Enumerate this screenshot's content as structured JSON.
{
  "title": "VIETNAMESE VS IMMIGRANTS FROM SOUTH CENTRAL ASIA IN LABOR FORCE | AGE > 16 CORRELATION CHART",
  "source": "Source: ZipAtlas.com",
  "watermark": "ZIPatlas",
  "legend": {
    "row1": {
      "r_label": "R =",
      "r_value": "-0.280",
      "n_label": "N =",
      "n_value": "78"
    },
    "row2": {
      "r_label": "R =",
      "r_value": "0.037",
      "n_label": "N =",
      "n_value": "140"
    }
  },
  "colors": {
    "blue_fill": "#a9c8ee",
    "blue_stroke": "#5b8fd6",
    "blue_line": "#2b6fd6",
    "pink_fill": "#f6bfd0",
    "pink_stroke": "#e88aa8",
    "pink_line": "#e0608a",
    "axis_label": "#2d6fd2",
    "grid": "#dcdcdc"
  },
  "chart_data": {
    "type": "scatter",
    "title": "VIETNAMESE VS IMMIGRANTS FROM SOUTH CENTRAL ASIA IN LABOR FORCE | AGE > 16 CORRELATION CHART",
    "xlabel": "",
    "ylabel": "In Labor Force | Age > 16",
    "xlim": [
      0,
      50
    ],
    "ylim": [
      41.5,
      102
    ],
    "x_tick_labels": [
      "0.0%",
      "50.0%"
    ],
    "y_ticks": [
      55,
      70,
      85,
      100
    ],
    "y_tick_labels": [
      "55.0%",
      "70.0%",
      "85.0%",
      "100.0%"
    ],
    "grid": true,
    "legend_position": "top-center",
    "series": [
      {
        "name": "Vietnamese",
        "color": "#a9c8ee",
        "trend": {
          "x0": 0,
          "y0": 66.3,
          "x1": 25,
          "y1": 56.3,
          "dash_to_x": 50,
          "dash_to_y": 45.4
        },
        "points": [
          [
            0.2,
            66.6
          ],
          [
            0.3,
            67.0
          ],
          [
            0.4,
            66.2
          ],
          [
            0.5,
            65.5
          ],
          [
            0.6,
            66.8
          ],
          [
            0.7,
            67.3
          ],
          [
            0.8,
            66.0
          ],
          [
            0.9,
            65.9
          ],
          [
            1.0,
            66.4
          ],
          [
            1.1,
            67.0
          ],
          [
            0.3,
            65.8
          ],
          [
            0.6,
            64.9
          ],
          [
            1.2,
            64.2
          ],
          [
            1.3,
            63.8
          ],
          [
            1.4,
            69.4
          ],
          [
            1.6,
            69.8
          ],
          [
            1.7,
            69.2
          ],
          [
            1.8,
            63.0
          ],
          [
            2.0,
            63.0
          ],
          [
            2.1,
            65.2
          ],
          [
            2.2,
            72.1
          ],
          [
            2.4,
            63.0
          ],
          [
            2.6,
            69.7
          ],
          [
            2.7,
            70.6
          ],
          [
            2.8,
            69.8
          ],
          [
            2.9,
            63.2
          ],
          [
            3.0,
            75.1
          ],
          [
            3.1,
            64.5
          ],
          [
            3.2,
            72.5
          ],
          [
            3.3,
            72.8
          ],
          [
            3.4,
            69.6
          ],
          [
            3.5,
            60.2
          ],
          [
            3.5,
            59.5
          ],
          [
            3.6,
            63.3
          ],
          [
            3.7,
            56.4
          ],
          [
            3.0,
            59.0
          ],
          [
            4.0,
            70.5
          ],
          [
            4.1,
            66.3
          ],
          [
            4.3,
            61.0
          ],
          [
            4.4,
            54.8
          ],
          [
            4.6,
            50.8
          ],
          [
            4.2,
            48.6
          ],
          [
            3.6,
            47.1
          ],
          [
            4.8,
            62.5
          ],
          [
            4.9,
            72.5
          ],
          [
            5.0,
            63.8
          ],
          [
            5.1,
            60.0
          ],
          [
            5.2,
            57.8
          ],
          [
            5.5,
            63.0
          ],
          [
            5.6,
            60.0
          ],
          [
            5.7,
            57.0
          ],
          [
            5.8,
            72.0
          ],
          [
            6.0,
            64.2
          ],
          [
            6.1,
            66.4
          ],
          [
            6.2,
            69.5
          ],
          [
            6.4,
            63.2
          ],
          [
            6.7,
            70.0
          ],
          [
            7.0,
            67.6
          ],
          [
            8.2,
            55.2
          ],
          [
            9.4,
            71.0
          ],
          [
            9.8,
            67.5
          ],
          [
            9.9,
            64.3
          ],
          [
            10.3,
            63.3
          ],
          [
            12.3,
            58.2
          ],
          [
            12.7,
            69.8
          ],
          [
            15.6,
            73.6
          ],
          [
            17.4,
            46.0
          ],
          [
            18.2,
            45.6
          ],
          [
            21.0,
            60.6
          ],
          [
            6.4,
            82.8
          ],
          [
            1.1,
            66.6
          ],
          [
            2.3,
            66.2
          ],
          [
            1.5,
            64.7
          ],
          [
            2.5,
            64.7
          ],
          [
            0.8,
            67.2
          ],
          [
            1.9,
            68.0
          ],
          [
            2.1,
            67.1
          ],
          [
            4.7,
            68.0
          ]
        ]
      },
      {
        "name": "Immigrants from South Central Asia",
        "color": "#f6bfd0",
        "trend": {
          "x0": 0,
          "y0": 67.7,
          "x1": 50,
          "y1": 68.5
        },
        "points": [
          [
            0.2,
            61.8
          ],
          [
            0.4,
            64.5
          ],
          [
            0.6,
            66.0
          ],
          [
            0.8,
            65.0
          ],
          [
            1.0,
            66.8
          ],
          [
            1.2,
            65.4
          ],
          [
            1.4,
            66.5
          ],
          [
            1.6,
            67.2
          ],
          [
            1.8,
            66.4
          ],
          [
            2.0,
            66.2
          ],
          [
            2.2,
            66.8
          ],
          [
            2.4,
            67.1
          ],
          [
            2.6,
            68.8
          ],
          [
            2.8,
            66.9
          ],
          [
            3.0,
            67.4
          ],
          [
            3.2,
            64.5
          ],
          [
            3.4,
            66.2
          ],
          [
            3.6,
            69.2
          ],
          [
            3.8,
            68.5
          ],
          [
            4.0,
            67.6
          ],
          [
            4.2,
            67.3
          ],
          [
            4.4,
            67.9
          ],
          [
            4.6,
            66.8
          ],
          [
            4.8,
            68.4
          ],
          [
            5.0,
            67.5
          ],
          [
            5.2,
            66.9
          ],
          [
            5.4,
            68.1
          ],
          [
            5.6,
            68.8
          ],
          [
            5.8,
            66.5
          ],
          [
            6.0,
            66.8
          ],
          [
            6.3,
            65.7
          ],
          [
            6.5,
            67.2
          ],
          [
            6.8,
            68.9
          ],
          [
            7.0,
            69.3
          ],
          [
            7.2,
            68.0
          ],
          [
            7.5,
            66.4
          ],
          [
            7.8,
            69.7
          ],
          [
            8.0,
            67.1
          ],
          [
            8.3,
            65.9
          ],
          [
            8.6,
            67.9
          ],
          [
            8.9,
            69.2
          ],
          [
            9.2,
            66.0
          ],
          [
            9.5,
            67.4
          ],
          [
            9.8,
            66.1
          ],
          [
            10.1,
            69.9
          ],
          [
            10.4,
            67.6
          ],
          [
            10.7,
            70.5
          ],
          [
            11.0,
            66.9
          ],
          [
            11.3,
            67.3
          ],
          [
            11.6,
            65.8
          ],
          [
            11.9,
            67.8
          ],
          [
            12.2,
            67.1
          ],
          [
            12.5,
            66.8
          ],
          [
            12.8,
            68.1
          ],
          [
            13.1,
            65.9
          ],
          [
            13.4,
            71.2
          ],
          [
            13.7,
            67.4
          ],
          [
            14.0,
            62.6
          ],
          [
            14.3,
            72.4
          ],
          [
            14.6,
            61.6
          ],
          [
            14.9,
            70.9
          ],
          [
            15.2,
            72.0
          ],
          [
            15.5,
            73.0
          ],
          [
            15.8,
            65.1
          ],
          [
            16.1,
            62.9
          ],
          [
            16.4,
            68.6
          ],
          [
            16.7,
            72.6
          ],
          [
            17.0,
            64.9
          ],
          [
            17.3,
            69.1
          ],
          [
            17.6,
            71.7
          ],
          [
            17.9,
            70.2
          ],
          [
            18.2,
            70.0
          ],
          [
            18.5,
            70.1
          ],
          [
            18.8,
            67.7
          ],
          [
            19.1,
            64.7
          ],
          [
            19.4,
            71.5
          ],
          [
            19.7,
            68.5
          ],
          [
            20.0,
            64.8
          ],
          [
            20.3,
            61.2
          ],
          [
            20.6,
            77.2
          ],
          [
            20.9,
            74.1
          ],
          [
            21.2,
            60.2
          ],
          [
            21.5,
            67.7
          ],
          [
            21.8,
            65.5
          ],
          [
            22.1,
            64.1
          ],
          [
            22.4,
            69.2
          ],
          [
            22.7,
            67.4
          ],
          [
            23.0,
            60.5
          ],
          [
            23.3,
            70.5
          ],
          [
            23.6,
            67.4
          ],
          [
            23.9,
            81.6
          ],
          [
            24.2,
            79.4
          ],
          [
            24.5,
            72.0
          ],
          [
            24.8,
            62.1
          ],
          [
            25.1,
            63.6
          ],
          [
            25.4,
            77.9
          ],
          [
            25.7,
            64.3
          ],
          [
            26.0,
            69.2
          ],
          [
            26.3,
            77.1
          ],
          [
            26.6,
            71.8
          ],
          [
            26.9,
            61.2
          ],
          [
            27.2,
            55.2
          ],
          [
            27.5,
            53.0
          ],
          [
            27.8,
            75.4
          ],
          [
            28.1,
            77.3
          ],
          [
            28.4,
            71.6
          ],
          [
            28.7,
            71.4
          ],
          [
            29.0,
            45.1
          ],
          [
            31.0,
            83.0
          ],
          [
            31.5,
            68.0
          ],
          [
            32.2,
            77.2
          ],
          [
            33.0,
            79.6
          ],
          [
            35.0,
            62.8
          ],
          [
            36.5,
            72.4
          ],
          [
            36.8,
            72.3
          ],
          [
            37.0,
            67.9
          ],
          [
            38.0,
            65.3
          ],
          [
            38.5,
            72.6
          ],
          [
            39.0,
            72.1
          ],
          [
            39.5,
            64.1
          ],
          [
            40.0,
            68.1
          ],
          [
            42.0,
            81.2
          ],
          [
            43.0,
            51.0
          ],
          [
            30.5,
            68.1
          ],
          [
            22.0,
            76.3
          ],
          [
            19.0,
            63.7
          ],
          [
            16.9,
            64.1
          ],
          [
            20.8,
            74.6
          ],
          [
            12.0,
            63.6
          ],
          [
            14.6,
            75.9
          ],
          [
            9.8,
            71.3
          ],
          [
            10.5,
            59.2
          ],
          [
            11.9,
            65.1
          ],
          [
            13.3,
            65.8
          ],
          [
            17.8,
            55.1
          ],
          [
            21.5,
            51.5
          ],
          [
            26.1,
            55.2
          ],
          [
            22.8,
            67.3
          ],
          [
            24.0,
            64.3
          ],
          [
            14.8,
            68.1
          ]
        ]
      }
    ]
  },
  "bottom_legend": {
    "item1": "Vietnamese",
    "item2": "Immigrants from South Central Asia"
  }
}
——————
■ PROBLEM STATEMENT
Where a line of the data holds "title", show that line.

■ FULL OUTPUT
  "title": "VIETNAMESE VS IMMIGRANTS FROM SOUTH CENTRAL ASIA IN LABOR FORCE | AGE > 16 CORRELATION CHART",
    "title": "VIETNAMESE VS IMMIGRANTS FROM SOUTH CENTRAL ASIA IN LABOR FORCE | AGE > 16 CORRELATION CHART",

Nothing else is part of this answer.